• **Task**: Each line that holds the word "Governador" counts once; report the total and nothing else.

• **Entries provided**:

---------------

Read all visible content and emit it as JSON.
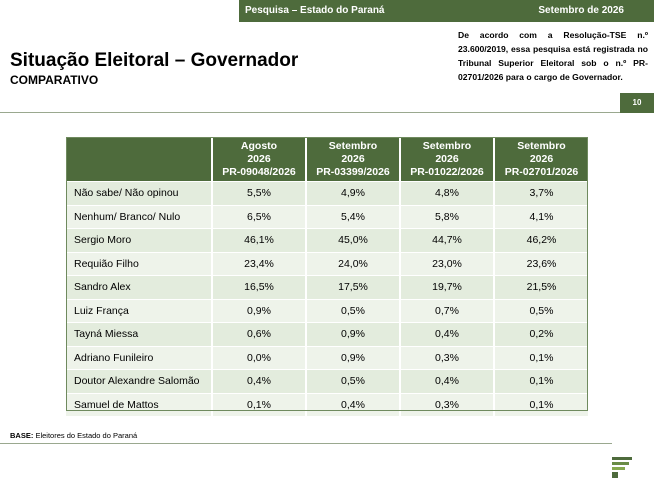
{
  "header": {
    "left_label": "Pesquisa – Estado do Paraná",
    "right_label": "Setembro de 2026"
  },
  "title": "Situação Eleitoral – Governador",
  "subtitle": "COMPARATIVO",
  "note": "De acordo com a Resolução-TSE n.º 23.600/2019, essa pesquisa está registrada no Tribunal Superior Eleitoral sob o n.º PR-02701/2026 para o cargo de Governador.",
  "page_number": "10",
  "table": {
    "columns": [
      [
        "Agosto",
        "2026",
        "PR-09048/2026"
      ],
      [
        "Setembro",
        "2026",
        "PR-03399/2026"
      ],
      [
        "Setembro",
        "2026",
        "PR-01022/2026"
      ],
      [
        "Setembro",
        "2026",
        "PR-02701/2026"
      ]
    ],
    "rows": [
      {
        "name": "Não sabe/ Não opinou",
        "values": [
          "5,5%",
          "4,9%",
          "4,8%",
          "3,7%"
        ]
      },
      {
        "name": "Nenhum/ Branco/ Nulo",
        "values": [
          "6,5%",
          "5,4%",
          "5,8%",
          "4,1%"
        ]
      },
      {
        "name": "Sergio Moro",
        "values": [
          "46,1%",
          "45,0%",
          "44,7%",
          "46,2%"
        ]
      },
      {
        "name": "Requião Filho",
        "values": [
          "23,4%",
          "24,0%",
          "23,0%",
          "23,6%"
        ]
      },
      {
        "name": "Sandro Alex",
        "values": [
          "16,5%",
          "17,5%",
          "19,7%",
          "21,5%"
        ]
      },
      {
        "name": "Luiz França",
        "values": [
          "0,9%",
          "0,5%",
          "0,7%",
          "0,5%"
        ]
      },
      {
        "name": "Tayná Miessa",
        "values": [
          "0,6%",
          "0,9%",
          "0,4%",
          "0,2%"
        ]
      },
      {
        "name": "Adriano Funileiro",
        "values": [
          "0,0%",
          "0,9%",
          "0,3%",
          "0,1%"
        ]
      },
      {
        "name": "Doutor Alexandre Salomão",
        "values": [
          "0,4%",
          "0,5%",
          "0,4%",
          "0,1%"
        ]
      },
      {
        "name": "Samuel de Mattos",
        "values": [
          "0,1%",
          "0,4%",
          "0,3%",
          "0,1%"
        ]
      }
    ]
  },
  "base": {
    "label": "BASE:",
    "text": "Eleitores do Estado do Paraná"
  },
  "colors": {
    "brand_green": "#4e6b3c",
    "row_odd": "#e3ecdd",
    "row_even": "#eef3ea"
  },
  "logo_icon": "institute-logo-icon"
}
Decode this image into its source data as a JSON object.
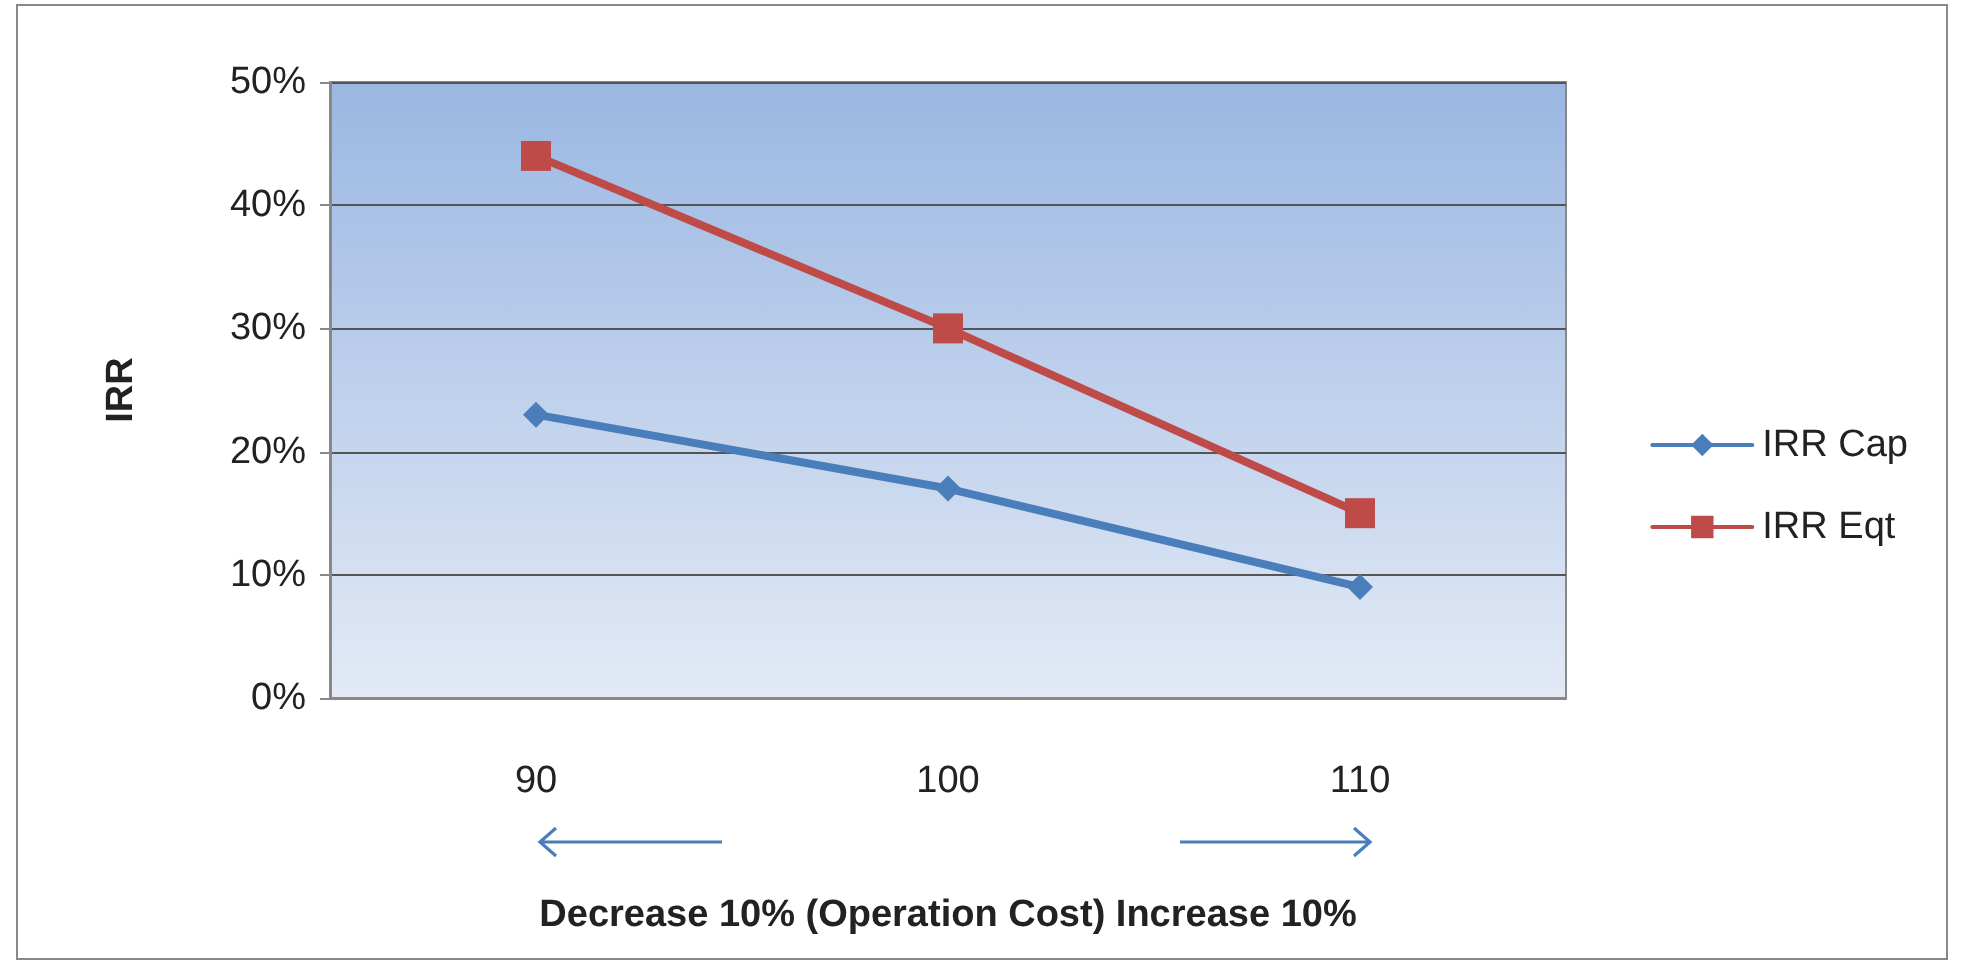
{
  "chart_data": {
    "type": "line",
    "ylabel": "IRR",
    "xlabel": "Decrease 10% (Operation Cost) Increase 10%",
    "categories": [
      "90",
      "100",
      "110"
    ],
    "series": [
      {
        "name": "IRR Cap",
        "color": "#4a7ebb",
        "marker": "diamond",
        "values": [
          23,
          17,
          9
        ]
      },
      {
        "name": "IRR Eqt",
        "color": "#be4b48",
        "marker": "square",
        "values": [
          44,
          30,
          15
        ]
      }
    ],
    "ylim": [
      0,
      50
    ],
    "yticks": [
      {
        "value": 0,
        "label": "0%"
      },
      {
        "value": 10,
        "label": "10%"
      },
      {
        "value": 20,
        "label": "20%"
      },
      {
        "value": 30,
        "label": "30%"
      },
      {
        "value": 40,
        "label": "40%"
      },
      {
        "value": 50,
        "label": "50%"
      }
    ],
    "grid": "y",
    "legend": "right",
    "line_style": "solid"
  }
}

---------------

• **Full response**: 2